*** Data

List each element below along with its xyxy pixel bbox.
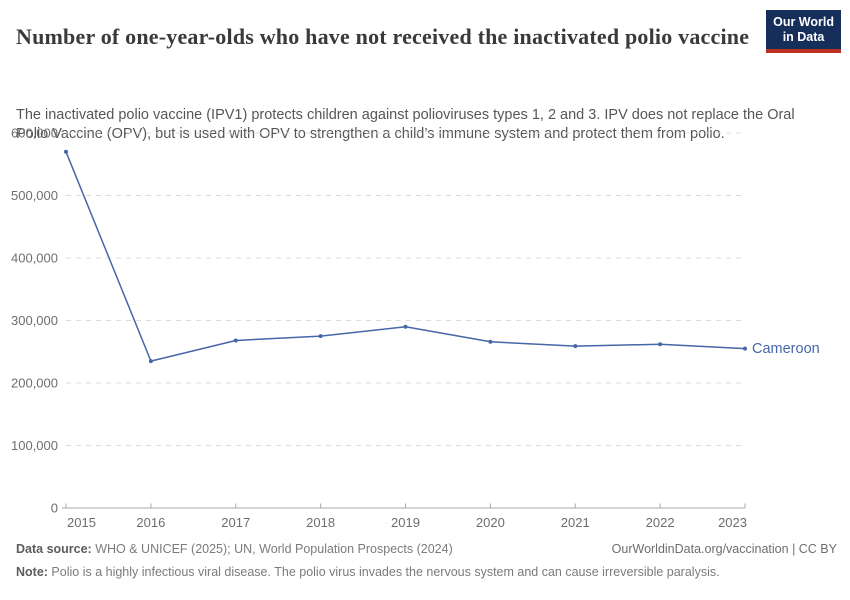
svg-text:200,000: 200,000 (11, 376, 58, 391)
svg-text:2023: 2023 (718, 515, 747, 530)
series-cameroon[interactable] (64, 149, 747, 364)
owid-logo-line1: Our World (773, 15, 834, 29)
svg-text:100,000: 100,000 (11, 438, 58, 453)
page-title: Number of one-year-olds who have not rec… (16, 23, 750, 49)
svg-text:2018: 2018 (306, 515, 335, 530)
svg-text:2021: 2021 (561, 515, 590, 530)
svg-text:300,000: 300,000 (11, 313, 58, 328)
svg-text:500,000: 500,000 (11, 188, 58, 203)
owid-logo-line2: in Data (782, 30, 825, 44)
data-point (658, 342, 663, 347)
note-line: Note: Polio is a highly infectious viral… (16, 563, 837, 582)
svg-text:2020: 2020 (476, 515, 505, 530)
svg-text:2017: 2017 (221, 515, 250, 530)
note-label: Note: (16, 565, 48, 579)
y-gridlines: 0 100,000 200,000 300,000 400,000 500,000 600,… (11, 126, 745, 516)
svg-text:2022: 2022 (646, 515, 675, 530)
data-source-label: Data source: (16, 542, 92, 556)
data-point (233, 338, 238, 343)
data-point (64, 149, 68, 154)
owid-logo[interactable]: Our World in Data (766, 10, 841, 53)
svg-text:2016: 2016 (136, 515, 165, 530)
x-axis: 2015 2016 2017 2018 2019 2020 2021 2022 2023 (65, 503, 747, 530)
line-chart: 0 100,000 200,000 300,000 400,000 500,000 600,… (0, 125, 850, 537)
note-text: Polio is a highly infectious viral disea… (47, 565, 720, 579)
data-source-text: WHO & UNICEF (2025); UN, World Populatio… (91, 542, 453, 556)
data-point (148, 359, 153, 364)
svg-text:0: 0 (51, 501, 58, 516)
data-point (488, 339, 493, 344)
entity-label[interactable]: Cameroon (752, 341, 820, 357)
data-source-line: Data source: WHO & UNICEF (2025); UN, Wo… (16, 540, 453, 559)
data-point (743, 346, 747, 351)
svg-text:2015: 2015 (67, 515, 96, 530)
data-point (318, 334, 323, 339)
line-chart-svg[interactable]: 0 100,000 200,000 300,000 400,000 500,000 600,… (0, 125, 850, 537)
data-point (403, 324, 408, 329)
owid-cc-by-link[interactable]: OurWorldinData.org/vaccination | CC BY (611, 542, 837, 556)
data-point (573, 344, 578, 349)
svg-text:2019: 2019 (391, 515, 420, 530)
chart-footer: Data source: WHO & UNICEF (2025); UN, Wo… (16, 540, 837, 582)
svg-text:400,000: 400,000 (11, 251, 58, 266)
svg-text:600,000: 600,000 (11, 126, 58, 141)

******

--- What this task involves ---
Word for word, restate the records above and drop the pictures.

--- Answer space ---
List each element below along with its xyxy pixel bbox.
svg-text:200,000: 200,000 (11, 376, 58, 391)
svg-text:2023: 2023 (718, 515, 747, 530)
series-cameroon[interactable] (64, 149, 747, 364)
owid-logo-line1: Our World (773, 15, 834, 29)
svg-text:100,000: 100,000 (11, 438, 58, 453)
page-title: Number of one-year-olds who have not rec… (16, 23, 750, 49)
svg-text:2018: 2018 (306, 515, 335, 530)
svg-text:2021: 2021 (561, 515, 590, 530)
svg-text:300,000: 300,000 (11, 313, 58, 328)
svg-text:500,000: 500,000 (11, 188, 58, 203)
owid-logo-line2: in Data (782, 30, 825, 44)
data-point (658, 342, 663, 347)
note-line: Note: Polio is a highly infectious viral… (16, 563, 837, 582)
svg-text:2020: 2020 (476, 515, 505, 530)
svg-text:2017: 2017 (221, 515, 250, 530)
note-label: Note: (16, 565, 48, 579)
y-gridlines: 0 100,000 200,000 300,000 400,000 500,000 600,… (11, 126, 745, 516)
svg-text:2022: 2022 (646, 515, 675, 530)
data-source-label: Data source: (16, 542, 92, 556)
data-point (233, 338, 238, 343)
data-point (64, 149, 68, 154)
owid-logo[interactable]: Our World in Data (766, 10, 841, 53)
svg-text:2016: 2016 (136, 515, 165, 530)
x-axis: 2015 2016 2017 2018 2019 2020 2021 2022 2023 (65, 503, 747, 530)
line-chart: 0 100,000 200,000 300,000 400,000 500,000 600,… (0, 125, 850, 537)
note-text: Polio is a highly infectious viral disea… (47, 565, 720, 579)
data-source-text: WHO & UNICEF (2025); UN, World Populatio… (91, 542, 453, 556)
data-point (148, 359, 153, 364)
svg-text:0: 0 (51, 501, 58, 516)
data-point (488, 339, 493, 344)
entity-label[interactable]: Cameroon (752, 341, 820, 357)
data-source-line: Data source: WHO & UNICEF (2025); UN, Wo… (16, 540, 453, 559)
data-point (743, 346, 747, 351)
svg-text:2015: 2015 (67, 515, 96, 530)
data-point (318, 334, 323, 339)
line-chart-svg[interactable]: 0 100,000 200,000 300,000 400,000 500,000 600,… (0, 125, 850, 537)
data-point (403, 324, 408, 329)
owid-cc-by-link[interactable]: OurWorldinData.org/vaccination | CC BY (611, 542, 837, 556)
data-point (573, 344, 578, 349)
svg-text:2019: 2019 (391, 515, 420, 530)
chart-footer: Data source: WHO & UNICEF (2025); UN, Wo… (16, 540, 837, 582)
svg-text:400,000: 400,000 (11, 251, 58, 266)
svg-text:600,000: 600,000 (11, 126, 58, 141)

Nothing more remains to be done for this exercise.